YOUR INSTRUCTIONS:
Below are some entries. Output each one exactly as it appears.

Start MATERIAL

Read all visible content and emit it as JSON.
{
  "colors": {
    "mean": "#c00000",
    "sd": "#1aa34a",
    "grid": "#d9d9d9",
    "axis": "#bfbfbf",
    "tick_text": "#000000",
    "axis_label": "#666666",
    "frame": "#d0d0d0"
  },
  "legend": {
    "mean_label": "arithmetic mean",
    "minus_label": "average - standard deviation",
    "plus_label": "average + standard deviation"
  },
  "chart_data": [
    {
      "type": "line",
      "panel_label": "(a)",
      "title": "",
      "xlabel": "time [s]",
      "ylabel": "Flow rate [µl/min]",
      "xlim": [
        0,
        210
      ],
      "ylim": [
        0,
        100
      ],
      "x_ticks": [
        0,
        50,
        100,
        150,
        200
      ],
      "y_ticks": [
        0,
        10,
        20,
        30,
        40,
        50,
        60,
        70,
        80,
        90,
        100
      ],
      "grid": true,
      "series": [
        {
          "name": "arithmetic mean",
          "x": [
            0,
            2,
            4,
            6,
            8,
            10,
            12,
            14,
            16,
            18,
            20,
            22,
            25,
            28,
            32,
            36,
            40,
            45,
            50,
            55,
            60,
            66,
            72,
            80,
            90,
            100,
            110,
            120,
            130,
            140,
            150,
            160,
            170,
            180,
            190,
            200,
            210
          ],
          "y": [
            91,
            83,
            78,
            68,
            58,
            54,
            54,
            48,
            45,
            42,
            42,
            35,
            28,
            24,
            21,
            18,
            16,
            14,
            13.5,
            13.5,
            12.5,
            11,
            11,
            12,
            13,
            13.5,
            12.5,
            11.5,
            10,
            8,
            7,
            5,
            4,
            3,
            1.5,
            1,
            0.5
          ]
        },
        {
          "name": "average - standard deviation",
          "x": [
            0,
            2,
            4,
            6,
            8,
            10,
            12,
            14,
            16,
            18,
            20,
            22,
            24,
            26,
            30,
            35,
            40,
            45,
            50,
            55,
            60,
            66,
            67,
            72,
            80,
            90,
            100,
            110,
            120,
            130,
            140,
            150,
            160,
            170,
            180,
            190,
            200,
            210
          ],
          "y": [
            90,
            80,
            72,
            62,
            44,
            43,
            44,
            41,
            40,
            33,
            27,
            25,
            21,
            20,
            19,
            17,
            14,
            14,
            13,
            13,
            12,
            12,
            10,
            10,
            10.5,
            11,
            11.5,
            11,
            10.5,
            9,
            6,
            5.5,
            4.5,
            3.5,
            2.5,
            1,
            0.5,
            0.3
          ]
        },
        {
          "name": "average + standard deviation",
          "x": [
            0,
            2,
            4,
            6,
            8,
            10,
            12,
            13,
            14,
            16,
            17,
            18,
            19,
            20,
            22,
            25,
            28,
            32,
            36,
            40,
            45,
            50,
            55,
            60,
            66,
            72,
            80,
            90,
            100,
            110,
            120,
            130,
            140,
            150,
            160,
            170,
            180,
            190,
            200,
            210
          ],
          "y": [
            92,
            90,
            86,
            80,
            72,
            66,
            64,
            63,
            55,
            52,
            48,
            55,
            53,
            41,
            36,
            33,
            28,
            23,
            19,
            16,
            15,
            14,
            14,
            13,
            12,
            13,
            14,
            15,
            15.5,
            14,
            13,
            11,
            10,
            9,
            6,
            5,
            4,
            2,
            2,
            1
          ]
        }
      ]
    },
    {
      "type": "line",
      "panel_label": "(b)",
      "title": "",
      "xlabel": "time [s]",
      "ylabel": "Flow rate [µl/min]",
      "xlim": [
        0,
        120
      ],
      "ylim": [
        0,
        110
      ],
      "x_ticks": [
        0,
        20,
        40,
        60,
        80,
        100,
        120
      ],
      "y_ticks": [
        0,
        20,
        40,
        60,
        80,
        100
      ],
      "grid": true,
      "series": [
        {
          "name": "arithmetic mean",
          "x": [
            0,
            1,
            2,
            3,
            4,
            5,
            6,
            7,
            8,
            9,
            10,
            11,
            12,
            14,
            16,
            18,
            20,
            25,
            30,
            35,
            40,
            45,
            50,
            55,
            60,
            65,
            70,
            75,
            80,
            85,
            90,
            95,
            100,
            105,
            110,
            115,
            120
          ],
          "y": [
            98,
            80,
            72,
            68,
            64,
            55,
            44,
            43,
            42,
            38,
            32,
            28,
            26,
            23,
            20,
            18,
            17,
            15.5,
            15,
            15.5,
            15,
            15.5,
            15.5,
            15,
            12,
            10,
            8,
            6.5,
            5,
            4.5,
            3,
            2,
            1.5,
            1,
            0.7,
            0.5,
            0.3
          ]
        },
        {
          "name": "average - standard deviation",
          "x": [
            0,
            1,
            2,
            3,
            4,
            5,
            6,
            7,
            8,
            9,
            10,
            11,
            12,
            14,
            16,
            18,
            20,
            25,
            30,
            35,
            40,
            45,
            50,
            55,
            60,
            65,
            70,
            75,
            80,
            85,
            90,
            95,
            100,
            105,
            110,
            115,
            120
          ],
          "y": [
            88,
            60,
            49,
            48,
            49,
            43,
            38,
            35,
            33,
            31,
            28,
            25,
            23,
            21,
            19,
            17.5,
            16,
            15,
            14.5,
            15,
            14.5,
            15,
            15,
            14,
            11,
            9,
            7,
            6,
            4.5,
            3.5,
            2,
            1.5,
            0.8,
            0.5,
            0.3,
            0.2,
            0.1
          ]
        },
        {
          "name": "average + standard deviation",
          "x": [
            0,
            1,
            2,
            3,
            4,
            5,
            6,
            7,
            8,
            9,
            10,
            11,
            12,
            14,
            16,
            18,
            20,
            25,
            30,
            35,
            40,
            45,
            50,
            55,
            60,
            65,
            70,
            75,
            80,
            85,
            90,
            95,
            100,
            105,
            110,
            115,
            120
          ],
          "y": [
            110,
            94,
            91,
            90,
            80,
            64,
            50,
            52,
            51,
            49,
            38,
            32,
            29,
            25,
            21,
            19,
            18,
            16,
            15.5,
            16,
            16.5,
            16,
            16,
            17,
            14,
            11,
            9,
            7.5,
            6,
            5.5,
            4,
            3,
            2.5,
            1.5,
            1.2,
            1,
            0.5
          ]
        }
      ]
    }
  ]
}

End MATERIAL

WRITTEN REPLY:
Read all visible content and emit it as JSON.
{
  "colors": {
    "mean": "#c00000",
    "sd": "#1aa34a",
    "grid": "#d9d9d9",
    "axis": "#bfbfbf",
    "tick_text": "#000000",
    "axis_label": "#666666",
    "frame": "#d0d0d0"
  },
  "legend": {
    "mean_label": "arithmetic mean",
    "minus_label": "average - standard deviation",
    "plus_label": "average + standard deviation"
  },
  "chart_data": [
    {
      "type": "line",
      "panel_label": "(a)",
      "title": "",
      "xlabel": "time [s]",
      "ylabel": "Flow rate [µl/min]",
      "xlim": [
        0,
        210
      ],
      "ylim": [
        0,
        100
      ],
      "x_ticks": [
        0,
        50,
        100,
        150,
        200
      ],
      "y_ticks": [
        0,
        10,
        20,
        30,
        40,
        50,
        60,
        70,
        80,
        90,
        100
      ],
      "grid": true,
      "series": [
        {
          "name": "arithmetic mean",
          "x": [
            0,
            2,
            4,
            6,
            8,
            10,
            12,
            14,
            16,
            18,
            20,
            22,
            25,
            28,
            32,
            36,
            40,
            45,
            50,
            55,
            60,
            66,
            72,
            80,
            90,
            100,
            110,
            120,
            130,
            140,
            150,
            160,
            170,
            180,
            190,
            200,
            210
          ],
          "y": [
            91,
            83,
            78,
            68,
            58,
            54,
            54,
            48,
            45,
            42,
            42,
            35,
            28,
            24,
            21,
            18,
            16,
            14,
            13.5,
            13.5,
            12.5,
            11,
            11,
            12,
            13,
            13.5,
            12.5,
            11.5,
            10,
            8,
            7,
            5,
            4,
            3,
            1.5,
            1,
            0.5
          ]
        },
        {
          "name": "average - standard deviation",
          "x": [
            0,
            2,
            4,
            6,
            8,
            10,
            12,
            14,
            16,
            18,
            20,
            22,
            24,
            26,
            30,
            35,
            40,
            45,
            50,
            55,
            60,
            66,
            67,
            72,
            80,
            90,
            100,
            110,
            120,
            130,
            140,
            150,
            160,
            170,
            180,
            190,
            200,
            210
          ],
          "y": [
            90,
            80,
            72,
            62,
            44,
            43,
            44,
            41,
            40,
            33,
            27,
            25,
            21,
            20,
            19,
            17,
            14,
            14,
            13,
            13,
            12,
            12,
            10,
            10,
            10.5,
            11,
            11.5,
            11,
            10.5,
            9,
            6,
            5.5,
            4.5,
            3.5,
            2.5,
            1,
            0.5,
            0.3
          ]
        },
        {
          "name": "average + standard deviation",
          "x": [
            0,
            2,
            4,
            6,
            8,
            10,
            12,
            13,
            14,
            16,
            17,
            18,
            19,
            20,
            22,
            25,
            28,
            32,
            36,
            40,
            45,
            50,
            55,
            60,
            66,
            72,
            80,
            90,
            100,
            110,
            120,
            130,
            140,
            150,
            160,
            170,
            180,
            190,
            200,
            210
          ],
          "y": [
            92,
            90,
            86,
            80,
            72,
            66,
            64,
            63,
            55,
            52,
            48,
            55,
            53,
            41,
            36,
            33,
            28,
            23,
            19,
            16,
            15,
            14,
            14,
            13,
            12,
            13,
            14,
            15,
            15.5,
            14,
            13,
            11,
            10,
            9,
            6,
            5,
            4,
            2,
            2,
            1
          ]
        }
      ]
    },
    {
      "type": "line",
      "panel_label": "(b)",
      "title": "",
      "xlabel": "time [s]",
      "ylabel": "Flow rate [µl/min]",
      "xlim": [
        0,
        120
      ],
      "ylim": [
        0,
        110
      ],
      "x_ticks": [
        0,
        20,
        40,
        60,
        80,
        100,
        120
      ],
      "y_ticks": [
        0,
        20,
        40,
        60,
        80,
        100
      ],
      "grid": true,
      "series": [
        {
          "name": "arithmetic mean",
          "x": [
            0,
            1,
            2,
            3,
            4,
            5,
            6,
            7,
            8,
            9,
            10,
            11,
            12,
            14,
            16,
            18,
            20,
            25,
            30,
            35,
            40,
            45,
            50,
            55,
            60,
            65,
            70,
            75,
            80,
            85,
            90,
            95,
            100,
            105,
            110,
            115,
            120
          ],
          "y": [
            98,
            80,
            72,
            68,
            64,
            55,
            44,
            43,
            42,
            38,
            32,
            28,
            26,
            23,
            20,
            18,
            17,
            15.5,
            15,
            15.5,
            15,
            15.5,
            15.5,
            15,
            12,
            10,
            8,
            6.5,
            5,
            4.5,
            3,
            2,
            1.5,
            1,
            0.7,
            0.5,
            0.3
          ]
        },
        {
          "name": "average - standard deviation",
          "x": [
            0,
            1,
            2,
            3,
            4,
            5,
            6,
            7,
            8,
            9,
            10,
            11,
            12,
            14,
            16,
            18,
            20,
            25,
            30,
            35,
            40,
            45,
            50,
            55,
            60,
            65,
            70,
            75,
            80,
            85,
            90,
            95,
            100,
            105,
            110,
            115,
            120
          ],
          "y": [
            88,
            60,
            49,
            48,
            49,
            43,
            38,
            35,
            33,
            31,
            28,
            25,
            23,
            21,
            19,
            17.5,
            16,
            15,
            14.5,
            15,
            14.5,
            15,
            15,
            14,
            11,
            9,
            7,
            6,
            4.5,
            3.5,
            2,
            1.5,
            0.8,
            0.5,
            0.3,
            0.2,
            0.1
          ]
        },
        {
          "name": "average + standard deviation",
          "x": [
            0,
            1,
            2,
            3,
            4,
            5,
            6,
            7,
            8,
            9,
            10,
            11,
            12,
            14,
            16,
            18,
            20,
            25,
            30,
            35,
            40,
            45,
            50,
            55,
            60,
            65,
            70,
            75,
            80,
            85,
            90,
            95,
            100,
            105,
            110,
            115,
            120
          ],
          "y": [
            110,
            94,
            91,
            90,
            80,
            64,
            50,
            52,
            51,
            49,
            38,
            32,
            29,
            25,
            21,
            19,
            18,
            16,
            15.5,
            16,
            16.5,
            16,
            16,
            17,
            14,
            11,
            9,
            7.5,
            6,
            5.5,
            4,
            3,
            2.5,
            1.5,
            1.2,
            1,
            0.5
          ]
        }
      ]
    }
  ]
}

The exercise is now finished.